## Collected data entries

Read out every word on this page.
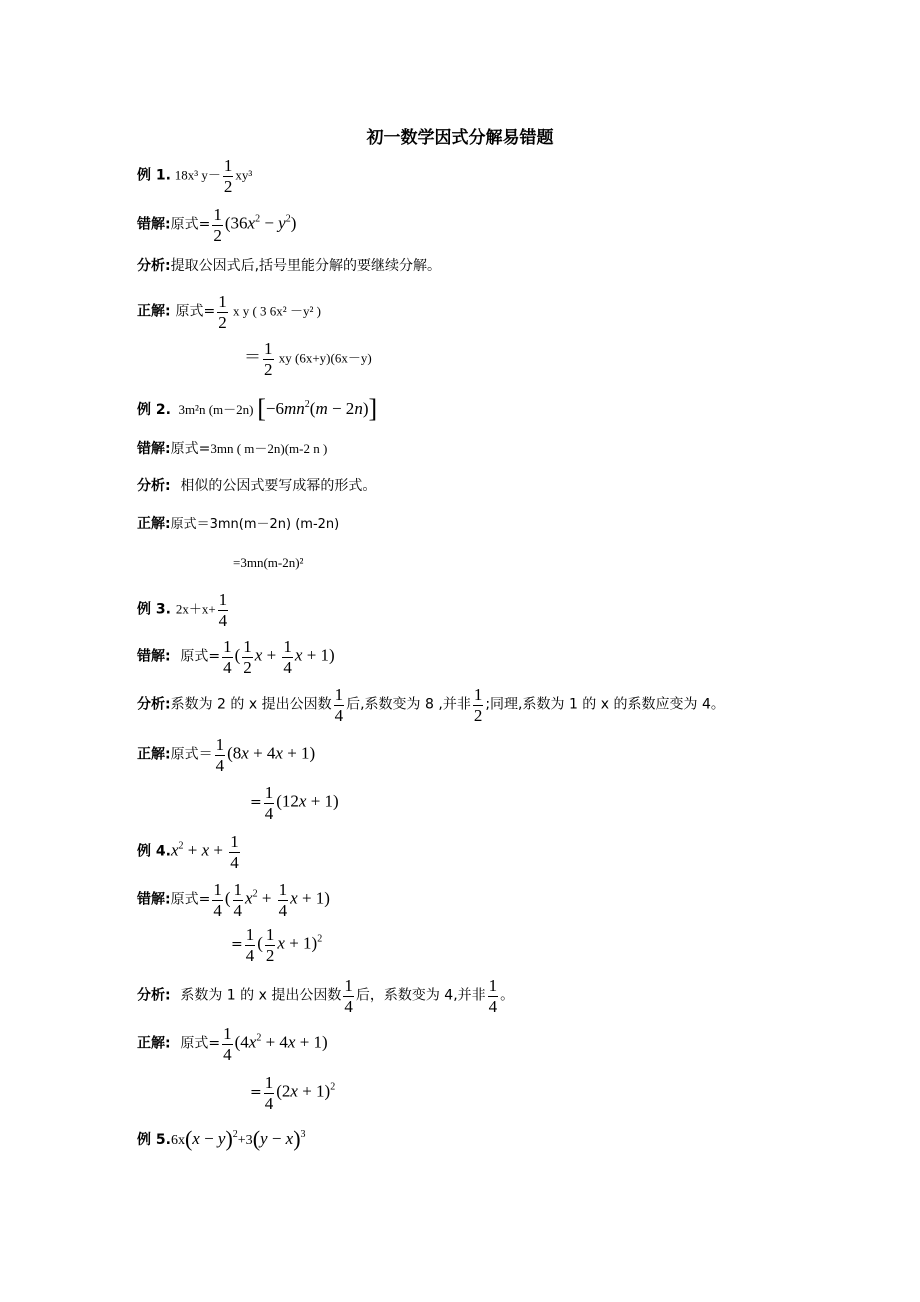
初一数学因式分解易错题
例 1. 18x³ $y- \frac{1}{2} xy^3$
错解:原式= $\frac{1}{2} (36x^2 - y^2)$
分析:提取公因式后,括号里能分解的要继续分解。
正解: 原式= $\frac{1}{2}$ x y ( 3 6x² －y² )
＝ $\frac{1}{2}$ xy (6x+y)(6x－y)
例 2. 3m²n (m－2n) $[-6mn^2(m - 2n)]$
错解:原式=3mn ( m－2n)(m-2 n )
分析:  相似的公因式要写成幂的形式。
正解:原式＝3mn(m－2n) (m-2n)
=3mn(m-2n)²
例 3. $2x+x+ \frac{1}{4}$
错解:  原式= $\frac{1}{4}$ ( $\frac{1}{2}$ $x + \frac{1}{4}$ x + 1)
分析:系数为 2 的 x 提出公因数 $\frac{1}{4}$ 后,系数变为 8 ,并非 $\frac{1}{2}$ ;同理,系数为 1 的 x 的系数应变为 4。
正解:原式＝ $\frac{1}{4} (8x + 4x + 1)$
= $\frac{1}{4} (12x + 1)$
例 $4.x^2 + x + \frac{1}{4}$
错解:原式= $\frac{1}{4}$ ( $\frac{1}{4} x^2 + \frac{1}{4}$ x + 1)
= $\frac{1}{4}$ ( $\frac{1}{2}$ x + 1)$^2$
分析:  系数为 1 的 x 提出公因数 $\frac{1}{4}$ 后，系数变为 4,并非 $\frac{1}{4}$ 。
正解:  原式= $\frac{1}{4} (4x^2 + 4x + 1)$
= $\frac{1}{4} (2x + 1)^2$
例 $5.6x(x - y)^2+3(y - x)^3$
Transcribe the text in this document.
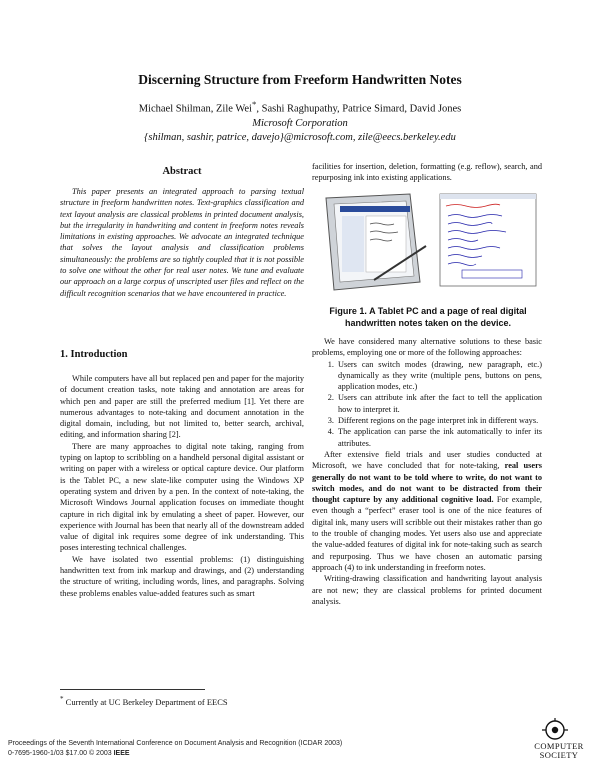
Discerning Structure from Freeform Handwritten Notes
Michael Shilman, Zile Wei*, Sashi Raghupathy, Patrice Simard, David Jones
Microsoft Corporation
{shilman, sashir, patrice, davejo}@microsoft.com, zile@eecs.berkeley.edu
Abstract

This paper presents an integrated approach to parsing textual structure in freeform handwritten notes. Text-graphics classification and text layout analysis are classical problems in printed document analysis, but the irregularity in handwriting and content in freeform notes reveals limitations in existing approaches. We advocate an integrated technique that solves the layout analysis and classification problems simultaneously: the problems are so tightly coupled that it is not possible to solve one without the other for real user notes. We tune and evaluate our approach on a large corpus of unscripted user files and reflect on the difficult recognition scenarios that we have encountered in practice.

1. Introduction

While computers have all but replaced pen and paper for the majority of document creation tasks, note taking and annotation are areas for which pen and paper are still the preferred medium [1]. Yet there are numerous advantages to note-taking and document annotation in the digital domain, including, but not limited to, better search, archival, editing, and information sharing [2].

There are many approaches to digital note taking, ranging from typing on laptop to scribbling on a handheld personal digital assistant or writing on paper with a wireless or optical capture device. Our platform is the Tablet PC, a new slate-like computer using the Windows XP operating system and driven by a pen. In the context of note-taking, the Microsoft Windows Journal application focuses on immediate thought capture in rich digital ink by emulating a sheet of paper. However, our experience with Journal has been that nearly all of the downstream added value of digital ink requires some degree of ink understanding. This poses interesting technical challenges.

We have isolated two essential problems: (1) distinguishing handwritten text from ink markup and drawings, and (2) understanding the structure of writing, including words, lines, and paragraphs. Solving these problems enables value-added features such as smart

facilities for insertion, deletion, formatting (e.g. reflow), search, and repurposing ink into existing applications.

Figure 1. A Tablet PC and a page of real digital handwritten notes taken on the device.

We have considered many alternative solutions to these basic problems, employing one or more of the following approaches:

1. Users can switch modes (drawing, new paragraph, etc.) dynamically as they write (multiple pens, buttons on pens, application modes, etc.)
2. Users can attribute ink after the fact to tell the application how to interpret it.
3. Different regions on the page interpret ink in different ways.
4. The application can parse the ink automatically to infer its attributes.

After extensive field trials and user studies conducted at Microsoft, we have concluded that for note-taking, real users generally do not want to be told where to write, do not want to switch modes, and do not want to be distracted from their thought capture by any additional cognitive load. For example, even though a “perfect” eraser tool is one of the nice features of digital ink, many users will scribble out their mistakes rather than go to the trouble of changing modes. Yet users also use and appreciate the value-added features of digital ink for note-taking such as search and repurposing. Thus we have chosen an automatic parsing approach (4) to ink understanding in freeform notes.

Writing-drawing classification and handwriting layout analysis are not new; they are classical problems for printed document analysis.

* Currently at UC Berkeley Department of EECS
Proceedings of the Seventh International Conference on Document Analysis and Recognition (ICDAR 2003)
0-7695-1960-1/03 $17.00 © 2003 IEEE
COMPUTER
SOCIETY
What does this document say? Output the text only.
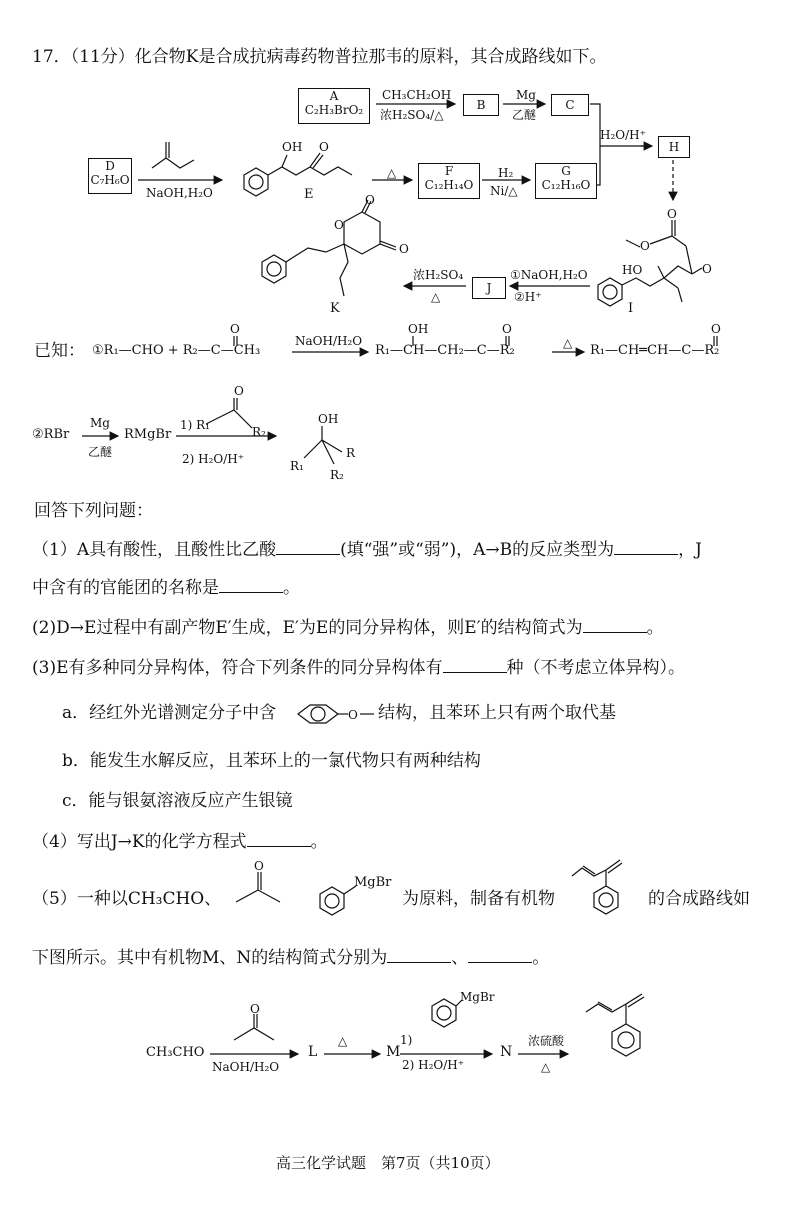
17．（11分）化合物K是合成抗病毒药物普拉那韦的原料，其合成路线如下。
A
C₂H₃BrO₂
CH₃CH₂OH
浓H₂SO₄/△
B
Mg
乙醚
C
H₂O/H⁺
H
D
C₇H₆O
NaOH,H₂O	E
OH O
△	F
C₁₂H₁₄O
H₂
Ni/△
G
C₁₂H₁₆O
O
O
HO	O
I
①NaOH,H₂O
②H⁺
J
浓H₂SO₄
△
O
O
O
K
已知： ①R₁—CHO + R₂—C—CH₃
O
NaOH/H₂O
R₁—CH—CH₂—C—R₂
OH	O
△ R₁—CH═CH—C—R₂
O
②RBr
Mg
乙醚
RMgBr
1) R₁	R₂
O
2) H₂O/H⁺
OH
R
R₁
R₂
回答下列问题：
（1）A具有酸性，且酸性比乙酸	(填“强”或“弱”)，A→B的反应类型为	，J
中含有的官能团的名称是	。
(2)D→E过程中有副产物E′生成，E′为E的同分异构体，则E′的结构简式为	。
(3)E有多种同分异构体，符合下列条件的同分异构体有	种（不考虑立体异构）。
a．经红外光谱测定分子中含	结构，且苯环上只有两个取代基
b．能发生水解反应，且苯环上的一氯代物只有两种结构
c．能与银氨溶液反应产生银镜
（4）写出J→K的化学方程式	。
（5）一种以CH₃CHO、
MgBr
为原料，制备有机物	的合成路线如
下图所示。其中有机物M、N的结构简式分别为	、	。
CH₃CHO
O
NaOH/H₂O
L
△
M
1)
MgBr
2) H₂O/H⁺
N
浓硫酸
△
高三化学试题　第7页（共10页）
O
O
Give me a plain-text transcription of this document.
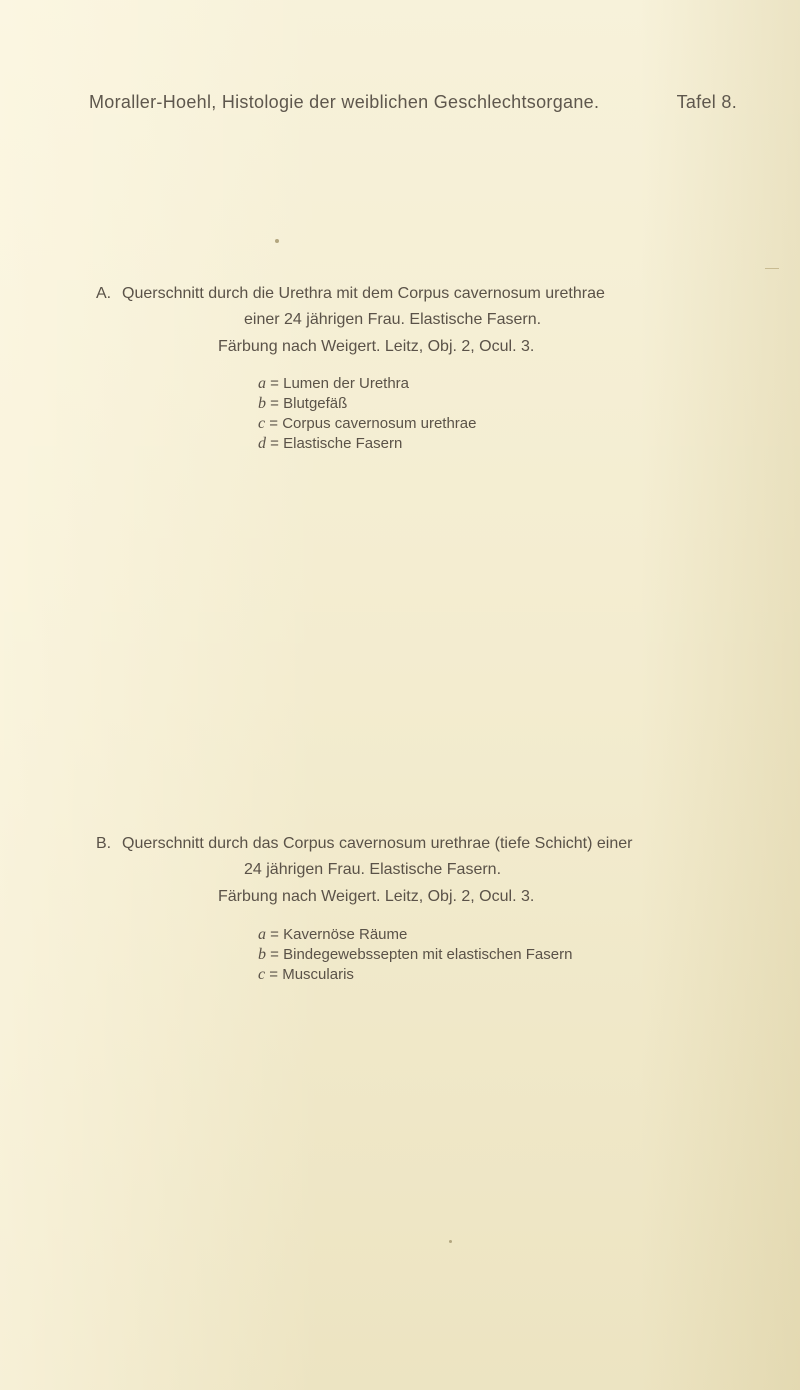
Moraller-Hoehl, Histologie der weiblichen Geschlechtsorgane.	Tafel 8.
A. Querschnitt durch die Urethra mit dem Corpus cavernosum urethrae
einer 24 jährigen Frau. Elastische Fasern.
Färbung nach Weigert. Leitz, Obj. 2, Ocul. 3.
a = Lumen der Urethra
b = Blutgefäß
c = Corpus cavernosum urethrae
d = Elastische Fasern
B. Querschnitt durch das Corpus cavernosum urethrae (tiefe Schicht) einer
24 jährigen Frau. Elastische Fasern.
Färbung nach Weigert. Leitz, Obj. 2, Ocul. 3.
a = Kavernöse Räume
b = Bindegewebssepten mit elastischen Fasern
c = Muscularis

## OBJECTIVE
Tell how many lines in the material above include the word "Fasern", giving the number only.

## CORRECT RESULT
4